→ **Prompt**: Take each line containing "Packages" and report it exactly as written.

[Start Dataset records]

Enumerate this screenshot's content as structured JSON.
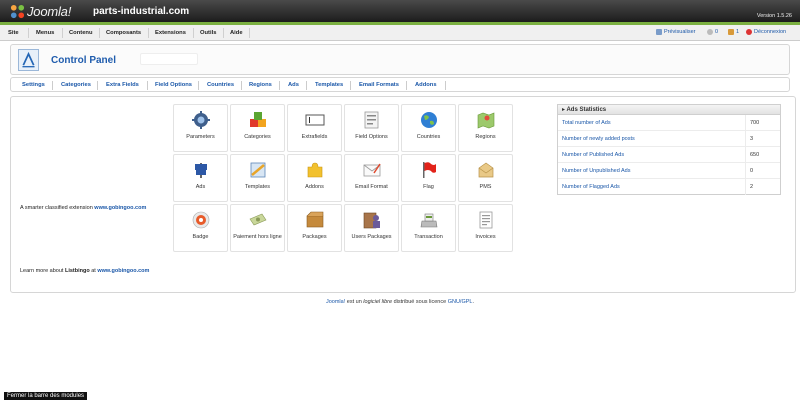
{
  "header": {
    "logo_text": "Joomla!",
    "site_name": "parts-industrial.com",
    "version": "Version 1.5.26"
  },
  "menu": [
    "Site",
    "Menus",
    "Contenu",
    "Composants",
    "Extensions",
    "Outils",
    "Aide"
  ],
  "status": {
    "preview": "Prévisualiser",
    "messages_count": "0",
    "users_count": "1",
    "logout": "Déconnexion"
  },
  "page_title": "Control Panel",
  "tabs": [
    "Settings",
    "Categories",
    "Extra Fields",
    "Field Options",
    "Countries",
    "Regions",
    "Ads",
    "Templates",
    "Email Formats",
    "Addons"
  ],
  "left": {
    "tagline_prefix": "A smarter classified extension",
    "tagline_link": "www.gobingoo.com",
    "learn_prefix": "Learn more about",
    "learn_product": "Listbingo",
    "learn_mid": "at",
    "learn_link": "www.gobingoo.com"
  },
  "icons": [
    {
      "label": "Parameters",
      "icon": "gear-icon"
    },
    {
      "label": "Categories",
      "icon": "blocks-icon"
    },
    {
      "label": "Extrafields",
      "icon": "textfield-icon"
    },
    {
      "label": "Field Options",
      "icon": "list-icon"
    },
    {
      "label": "Countries",
      "icon": "globe-icon"
    },
    {
      "label": "Regions",
      "icon": "map-icon"
    },
    {
      "label": "Ads",
      "icon": "signpost-icon"
    },
    {
      "label": "Templates",
      "icon": "template-icon"
    },
    {
      "label": "Addons",
      "icon": "puzzle-icon"
    },
    {
      "label": "Email Format",
      "icon": "email-icon"
    },
    {
      "label": "Flag",
      "icon": "flag-icon"
    },
    {
      "label": "PMS",
      "icon": "pms-icon"
    },
    {
      "label": "Badge",
      "icon": "badge-icon"
    },
    {
      "label": "Paiement hors ligne",
      "icon": "payment-icon"
    },
    {
      "label": "Packages",
      "icon": "package-icon"
    },
    {
      "label": "Users Packages",
      "icon": "users-package-icon"
    },
    {
      "label": "Transaction",
      "icon": "register-icon"
    },
    {
      "label": "Invoices",
      "icon": "invoice-icon"
    }
  ],
  "stats": {
    "title": "Ads Statistics",
    "rows": [
      {
        "label": "Total number of Ads",
        "value": "700"
      },
      {
        "label": "Number of newly added posts",
        "value": "3"
      },
      {
        "label": "Number of Published Ads",
        "value": "650"
      },
      {
        "label": "Number of Unpublished Ads",
        "value": "0"
      },
      {
        "label": "Number of Flagged Ads",
        "value": "2"
      }
    ]
  },
  "footer": {
    "link1": "Joomla!",
    "text1": "est un",
    "text2": "logiciel libre",
    "text3": "distribué sous licence",
    "link2": "GNU/GPL",
    "end": "."
  },
  "close_bar": "Fermer la barre des modules",
  "colors": {
    "link": "#1a57a8",
    "header_green": "#7bb041"
  }
}
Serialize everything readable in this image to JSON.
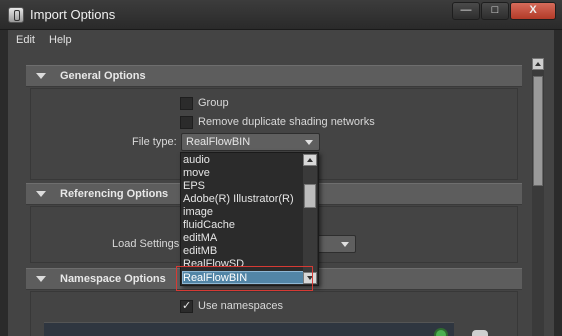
{
  "window": {
    "title": "Import Options",
    "buttons": {
      "minimize": "—",
      "maximize": "□",
      "close": "X"
    }
  },
  "menubar": {
    "items": [
      "Edit",
      "Help"
    ]
  },
  "sections": {
    "general": {
      "title": "General Options",
      "group_label": "Group",
      "remove_dup_label": "Remove duplicate shading networks",
      "file_type_label": "File type:",
      "file_type_value": "RealFlowBIN"
    },
    "referencing": {
      "title": "Referencing Options",
      "load_settings_label": "Load Settings"
    },
    "namespace": {
      "title": "Namespace Options",
      "use_namespaces_label": "Use namespaces",
      "use_namespaces_checked": true
    }
  },
  "file_type_options": [
    "audio",
    "move",
    "EPS",
    "Adobe(R) Illustrator(R)",
    "image",
    "fluidCache",
    "editMA",
    "editMB",
    "RealFlowSD",
    "RealFlowBIN"
  ],
  "selected_option": "RealFlowBIN",
  "icons": {
    "app": "maya-icon",
    "expand": "triangle-down-icon",
    "caret": "chevron-down-icon"
  },
  "colors": {
    "selection": "#5285a6",
    "highlight_border": "#d63a34",
    "status_dot": "#4caf50"
  }
}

[End Dataset records]

→ **Exercise output**:
      "label": "Packages",
      "label": "Users Packages",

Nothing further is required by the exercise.